» **PROBLEM STATEMENT**: Show every line of the records below that contains the word "auch".

— Begin RECORDS FOR THE TASK —

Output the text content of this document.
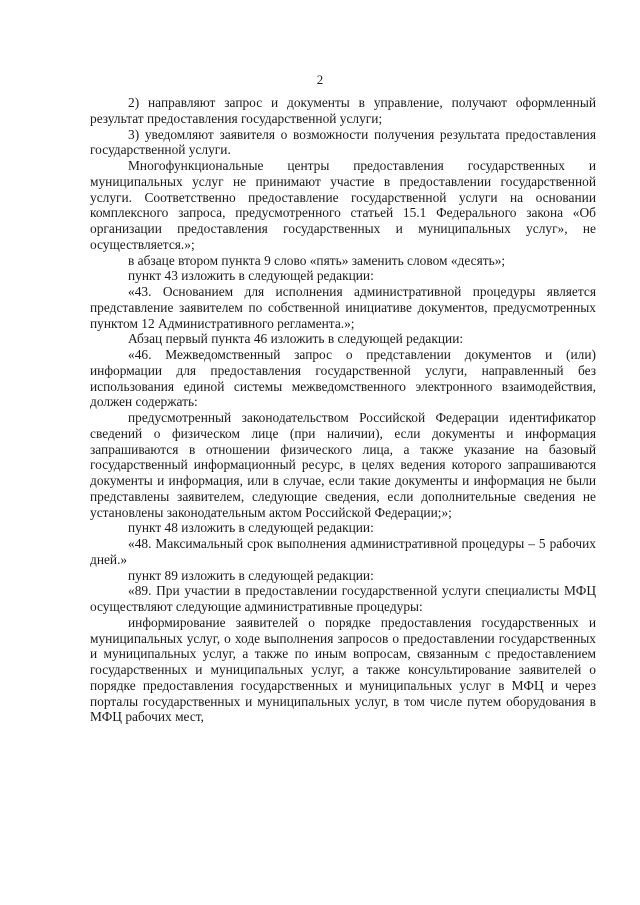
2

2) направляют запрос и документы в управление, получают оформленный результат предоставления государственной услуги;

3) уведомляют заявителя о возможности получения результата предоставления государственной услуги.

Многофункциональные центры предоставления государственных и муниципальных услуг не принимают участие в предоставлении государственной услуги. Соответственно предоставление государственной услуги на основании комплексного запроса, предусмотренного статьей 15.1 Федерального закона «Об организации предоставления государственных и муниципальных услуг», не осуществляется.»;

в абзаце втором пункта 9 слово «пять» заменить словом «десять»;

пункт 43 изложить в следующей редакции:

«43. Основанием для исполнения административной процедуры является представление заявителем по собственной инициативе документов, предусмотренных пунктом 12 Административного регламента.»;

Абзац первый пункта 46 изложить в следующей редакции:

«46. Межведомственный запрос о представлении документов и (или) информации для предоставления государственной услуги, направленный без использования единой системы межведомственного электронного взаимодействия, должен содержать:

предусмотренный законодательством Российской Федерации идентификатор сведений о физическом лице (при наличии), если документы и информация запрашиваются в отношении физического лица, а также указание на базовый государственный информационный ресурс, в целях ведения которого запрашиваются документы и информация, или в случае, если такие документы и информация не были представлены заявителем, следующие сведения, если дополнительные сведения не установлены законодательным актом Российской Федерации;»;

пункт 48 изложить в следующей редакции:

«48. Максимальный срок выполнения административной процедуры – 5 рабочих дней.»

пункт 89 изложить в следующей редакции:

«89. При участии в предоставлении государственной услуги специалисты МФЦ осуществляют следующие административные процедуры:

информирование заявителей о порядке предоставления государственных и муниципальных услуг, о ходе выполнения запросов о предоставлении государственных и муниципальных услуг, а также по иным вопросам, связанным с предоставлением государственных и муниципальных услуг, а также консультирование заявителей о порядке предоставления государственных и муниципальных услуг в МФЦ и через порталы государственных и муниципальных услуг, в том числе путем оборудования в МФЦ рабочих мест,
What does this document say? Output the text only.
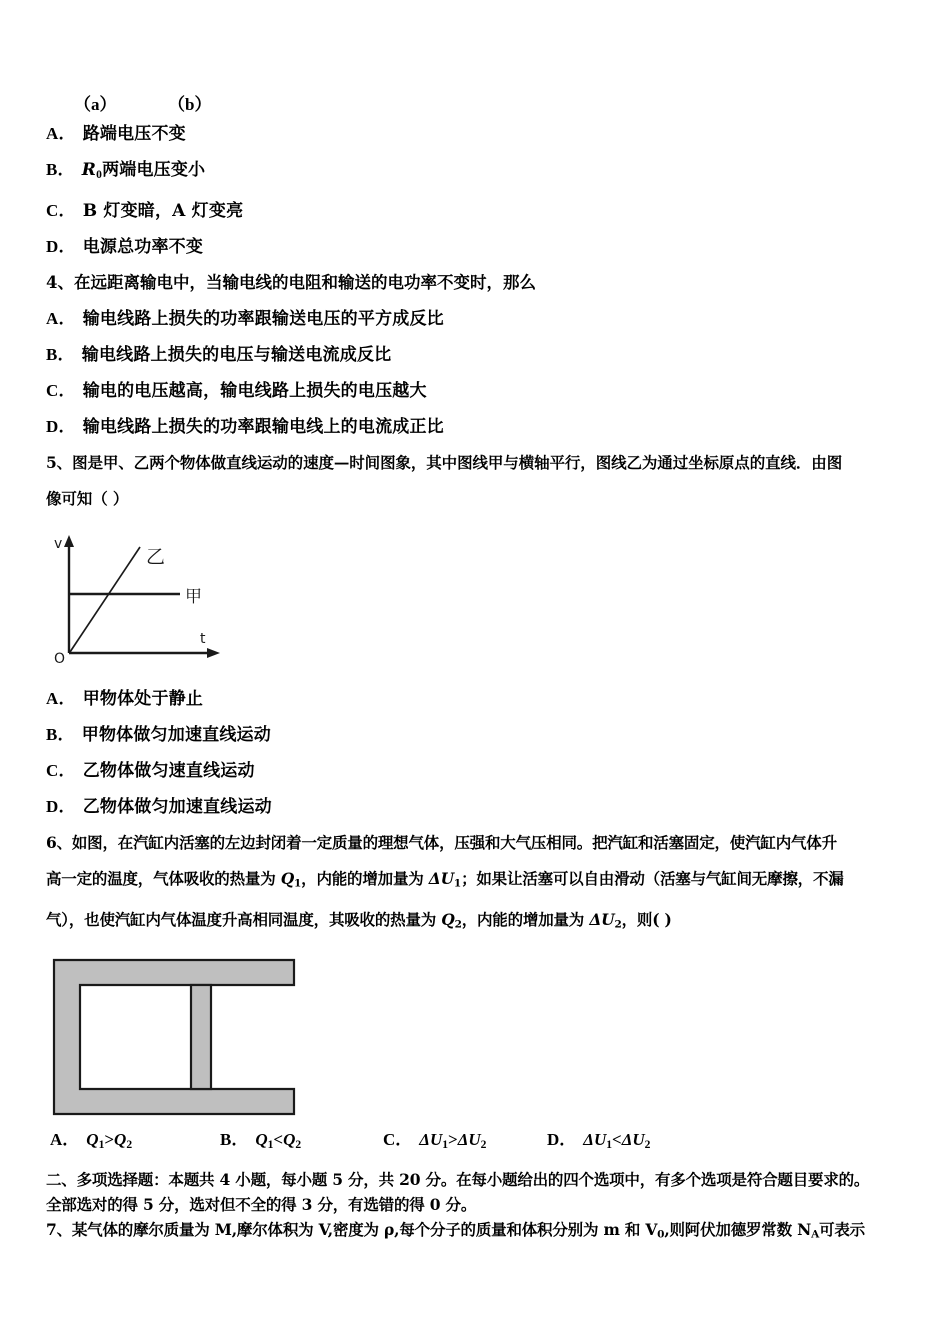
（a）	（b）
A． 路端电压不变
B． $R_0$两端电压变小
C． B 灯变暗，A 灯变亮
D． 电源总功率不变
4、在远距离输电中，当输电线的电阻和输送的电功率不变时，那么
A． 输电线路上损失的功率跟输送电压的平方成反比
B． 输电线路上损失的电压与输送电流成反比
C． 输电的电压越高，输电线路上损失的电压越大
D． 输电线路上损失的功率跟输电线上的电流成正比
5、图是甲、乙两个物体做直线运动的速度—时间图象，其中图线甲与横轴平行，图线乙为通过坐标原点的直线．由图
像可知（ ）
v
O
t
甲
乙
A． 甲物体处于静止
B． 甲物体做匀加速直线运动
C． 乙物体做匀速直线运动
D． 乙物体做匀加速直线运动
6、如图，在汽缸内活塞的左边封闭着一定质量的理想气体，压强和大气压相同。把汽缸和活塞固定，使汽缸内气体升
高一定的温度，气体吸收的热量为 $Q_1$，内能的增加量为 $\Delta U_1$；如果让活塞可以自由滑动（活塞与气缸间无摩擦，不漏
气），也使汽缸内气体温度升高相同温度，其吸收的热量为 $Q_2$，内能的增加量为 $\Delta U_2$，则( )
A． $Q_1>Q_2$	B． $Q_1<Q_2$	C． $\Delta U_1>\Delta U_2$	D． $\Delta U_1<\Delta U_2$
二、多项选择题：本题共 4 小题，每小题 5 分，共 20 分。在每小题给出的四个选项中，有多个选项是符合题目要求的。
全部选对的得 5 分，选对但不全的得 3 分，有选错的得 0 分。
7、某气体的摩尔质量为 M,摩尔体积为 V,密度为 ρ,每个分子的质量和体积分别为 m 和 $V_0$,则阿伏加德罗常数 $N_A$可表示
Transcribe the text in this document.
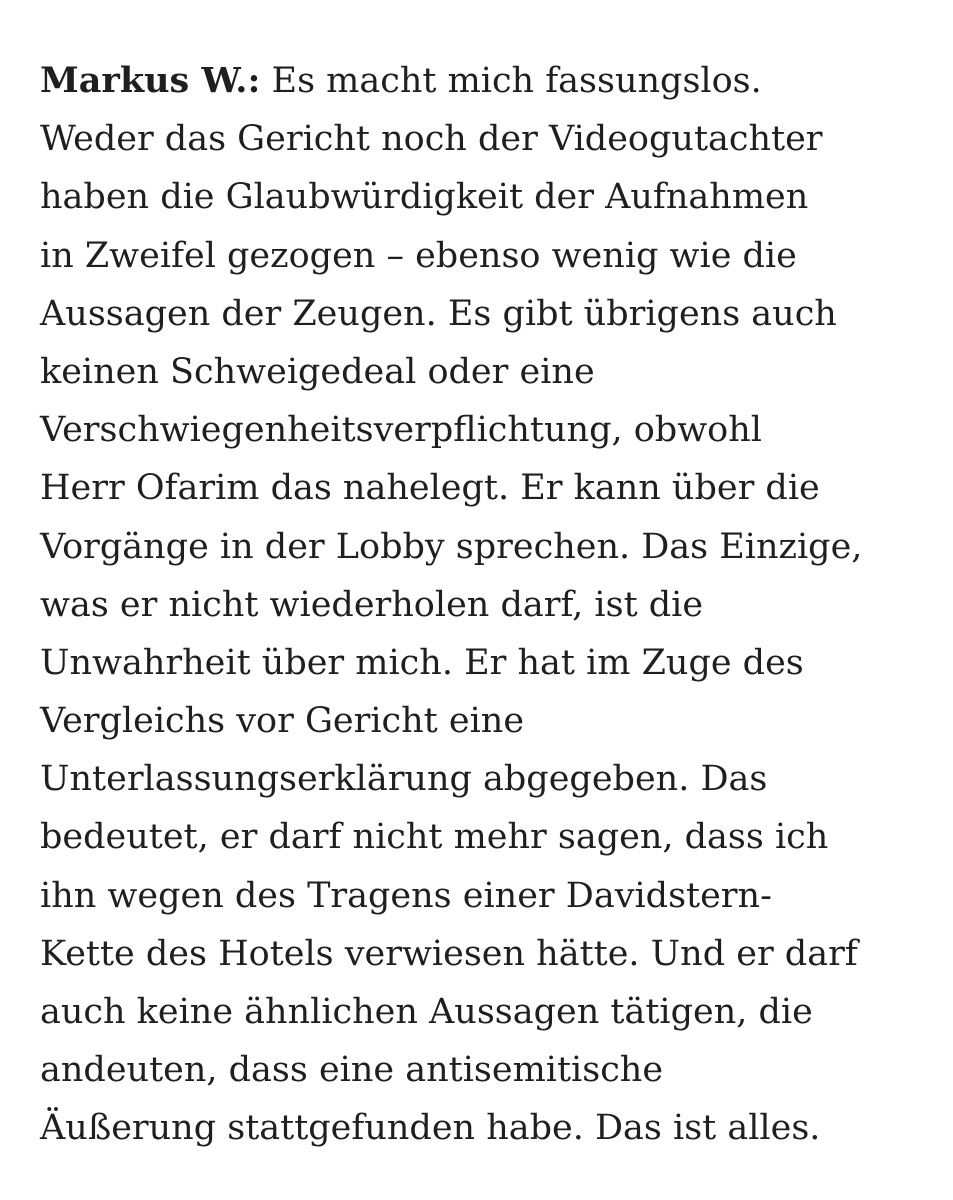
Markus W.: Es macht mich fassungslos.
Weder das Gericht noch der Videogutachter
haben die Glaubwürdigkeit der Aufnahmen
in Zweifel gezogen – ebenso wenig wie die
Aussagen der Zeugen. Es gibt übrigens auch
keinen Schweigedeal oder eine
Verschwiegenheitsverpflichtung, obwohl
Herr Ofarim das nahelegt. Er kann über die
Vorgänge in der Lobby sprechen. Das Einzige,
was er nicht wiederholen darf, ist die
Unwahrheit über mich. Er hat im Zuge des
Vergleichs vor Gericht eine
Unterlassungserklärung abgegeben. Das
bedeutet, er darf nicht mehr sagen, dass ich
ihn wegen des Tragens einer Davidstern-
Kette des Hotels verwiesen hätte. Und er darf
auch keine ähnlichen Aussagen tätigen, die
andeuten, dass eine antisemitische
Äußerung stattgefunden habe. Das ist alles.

— End RECORDS FOR THE TASK —

» **WRITTEN RESPONSE**:
Aussagen der Zeugen. Es gibt übrigens auch
auch keine ähnlichen Aussagen tätigen, die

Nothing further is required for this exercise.